Collected data entries:

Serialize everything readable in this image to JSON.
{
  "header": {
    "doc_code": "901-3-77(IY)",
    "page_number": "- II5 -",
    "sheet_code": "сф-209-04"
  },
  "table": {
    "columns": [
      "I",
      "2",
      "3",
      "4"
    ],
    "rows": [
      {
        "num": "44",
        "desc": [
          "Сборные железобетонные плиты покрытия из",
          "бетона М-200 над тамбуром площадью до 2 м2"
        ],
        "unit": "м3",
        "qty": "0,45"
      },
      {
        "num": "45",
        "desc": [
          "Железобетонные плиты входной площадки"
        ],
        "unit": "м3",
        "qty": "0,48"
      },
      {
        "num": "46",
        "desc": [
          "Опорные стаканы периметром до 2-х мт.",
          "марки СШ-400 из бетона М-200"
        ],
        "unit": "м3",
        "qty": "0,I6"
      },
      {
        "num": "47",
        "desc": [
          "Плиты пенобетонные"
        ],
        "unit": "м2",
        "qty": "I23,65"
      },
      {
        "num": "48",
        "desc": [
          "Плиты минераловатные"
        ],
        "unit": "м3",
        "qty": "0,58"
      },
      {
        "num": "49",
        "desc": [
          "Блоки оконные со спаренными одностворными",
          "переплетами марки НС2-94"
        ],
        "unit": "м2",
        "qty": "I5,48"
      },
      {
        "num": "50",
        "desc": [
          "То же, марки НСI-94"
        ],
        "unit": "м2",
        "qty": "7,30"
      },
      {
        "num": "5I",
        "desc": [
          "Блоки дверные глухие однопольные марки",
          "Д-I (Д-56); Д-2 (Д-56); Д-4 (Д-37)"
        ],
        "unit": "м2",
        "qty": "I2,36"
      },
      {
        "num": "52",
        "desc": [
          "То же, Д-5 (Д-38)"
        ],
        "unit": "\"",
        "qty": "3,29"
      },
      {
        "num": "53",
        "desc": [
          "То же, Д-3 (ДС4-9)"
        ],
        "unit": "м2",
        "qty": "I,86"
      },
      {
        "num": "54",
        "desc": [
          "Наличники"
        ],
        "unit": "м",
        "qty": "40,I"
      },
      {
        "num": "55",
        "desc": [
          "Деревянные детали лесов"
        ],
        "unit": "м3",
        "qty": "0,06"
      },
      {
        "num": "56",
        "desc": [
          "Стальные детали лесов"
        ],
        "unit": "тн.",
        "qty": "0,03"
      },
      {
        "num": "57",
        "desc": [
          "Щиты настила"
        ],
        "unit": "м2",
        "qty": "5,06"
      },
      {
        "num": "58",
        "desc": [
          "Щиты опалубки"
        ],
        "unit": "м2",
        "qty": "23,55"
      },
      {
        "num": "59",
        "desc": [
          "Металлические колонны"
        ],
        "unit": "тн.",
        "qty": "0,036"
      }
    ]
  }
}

§ EXERCISE:
From the records above, extract each line exactly as shown.

§ TASK ANSWER:
Serialize everything readable in this image to JSON.
{
  "header": {
    "doc_code": "901-3-77(IY)",
    "page_number": "- II5 -",
    "sheet_code": "сф-209-04"
  },
  "table": {
    "columns": [
      "I",
      "2",
      "3",
      "4"
    ],
    "rows": [
      {
        "num": "44",
        "desc": [
          "Сборные железобетонные плиты покрытия из",
          "бетона М-200 над тамбуром площадью до 2 м2"
        ],
        "unit": "м3",
        "qty": "0,45"
      },
      {
        "num": "45",
        "desc": [
          "Железобетонные плиты входной площадки"
        ],
        "unit": "м3",
        "qty": "0,48"
      },
      {
        "num": "46",
        "desc": [
          "Опорные стаканы периметром до 2-х мт.",
          "марки СШ-400 из бетона М-200"
        ],
        "unit": "м3",
        "qty": "0,I6"
      },
      {
        "num": "47",
        "desc": [
          "Плиты пенобетонные"
        ],
        "unit": "м2",
        "qty": "I23,65"
      },
      {
        "num": "48",
        "desc": [
          "Плиты минераловатные"
        ],
        "unit": "м3",
        "qty": "0,58"
      },
      {
        "num": "49",
        "desc": [
          "Блоки оконные со спаренными одностворными",
          "переплетами марки НС2-94"
        ],
        "unit": "м2",
        "qty": "I5,48"
      },
      {
        "num": "50",
        "desc": [
          "То же, марки НСI-94"
        ],
        "unit": "м2",
        "qty": "7,30"
      },
      {
        "num": "5I",
        "desc": [
          "Блоки дверные глухие однопольные марки",
          "Д-I (Д-56); Д-2 (Д-56); Д-4 (Д-37)"
        ],
        "unit": "м2",
        "qty": "I2,36"
      },
      {
        "num": "52",
        "desc": [
          "То же, Д-5 (Д-38)"
        ],
        "unit": "\"",
        "qty": "3,29"
      },
      {
        "num": "53",
        "desc": [
          "То же, Д-3 (ДС4-9)"
        ],
        "unit": "м2",
        "qty": "I,86"
      },
      {
        "num": "54",
        "desc": [
          "Наличники"
        ],
        "unit": "м",
        "qty": "40,I"
      },
      {
        "num": "55",
        "desc": [
          "Деревянные детали лесов"
        ],
        "unit": "м3",
        "qty": "0,06"
      },
      {
        "num": "56",
        "desc": [
          "Стальные детали лесов"
        ],
        "unit": "тн.",
        "qty": "0,03"
      },
      {
        "num": "57",
        "desc": [
          "Щиты настила"
        ],
        "unit": "м2",
        "qty": "5,06"
      },
      {
        "num": "58",
        "desc": [
          "Щиты опалубки"
        ],
        "unit": "м2",
        "qty": "23,55"
      },
      {
        "num": "59",
        "desc": [
          "Металлические колонны"
        ],
        "unit": "тн.",
        "qty": "0,036"
      }
    ]
  }
}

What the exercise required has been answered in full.